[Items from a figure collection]
--------

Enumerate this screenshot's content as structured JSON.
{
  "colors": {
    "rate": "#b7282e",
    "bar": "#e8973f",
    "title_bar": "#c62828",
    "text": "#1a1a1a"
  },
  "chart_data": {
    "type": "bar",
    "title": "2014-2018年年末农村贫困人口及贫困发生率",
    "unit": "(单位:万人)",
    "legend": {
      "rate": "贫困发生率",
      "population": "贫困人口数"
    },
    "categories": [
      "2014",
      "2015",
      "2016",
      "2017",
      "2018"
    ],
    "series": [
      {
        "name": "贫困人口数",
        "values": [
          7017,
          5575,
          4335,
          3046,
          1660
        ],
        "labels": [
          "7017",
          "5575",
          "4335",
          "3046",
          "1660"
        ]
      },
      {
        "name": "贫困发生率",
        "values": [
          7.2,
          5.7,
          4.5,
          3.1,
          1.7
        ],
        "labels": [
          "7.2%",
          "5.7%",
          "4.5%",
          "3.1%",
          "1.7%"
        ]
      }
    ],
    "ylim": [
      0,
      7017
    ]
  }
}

--------

Copy out each record exactly as given, omitting none.

Enumerate this screenshot's content as structured JSON.
{
  "colors": {
    "rate": "#b7282e",
    "bar": "#e8973f",
    "title_bar": "#c62828",
    "text": "#1a1a1a"
  },
  "chart_data": {
    "type": "bar",
    "title": "2014-2018年年末农村贫困人口及贫困发生率",
    "unit": "(单位:万人)",
    "legend": {
      "rate": "贫困发生率",
      "population": "贫困人口数"
    },
    "categories": [
      "2014",
      "2015",
      "2016",
      "2017",
      "2018"
    ],
    "series": [
      {
        "name": "贫困人口数",
        "values": [
          7017,
          5575,
          4335,
          3046,
          1660
        ],
        "labels": [
          "7017",
          "5575",
          "4335",
          "3046",
          "1660"
        ]
      },
      {
        "name": "贫困发生率",
        "values": [
          7.2,
          5.7,
          4.5,
          3.1,
          1.7
        ],
        "labels": [
          "7.2%",
          "5.7%",
          "4.5%",
          "3.1%",
          "1.7%"
        ]
      }
    ],
    "ylim": [
      0,
      7017
    ]
  }
}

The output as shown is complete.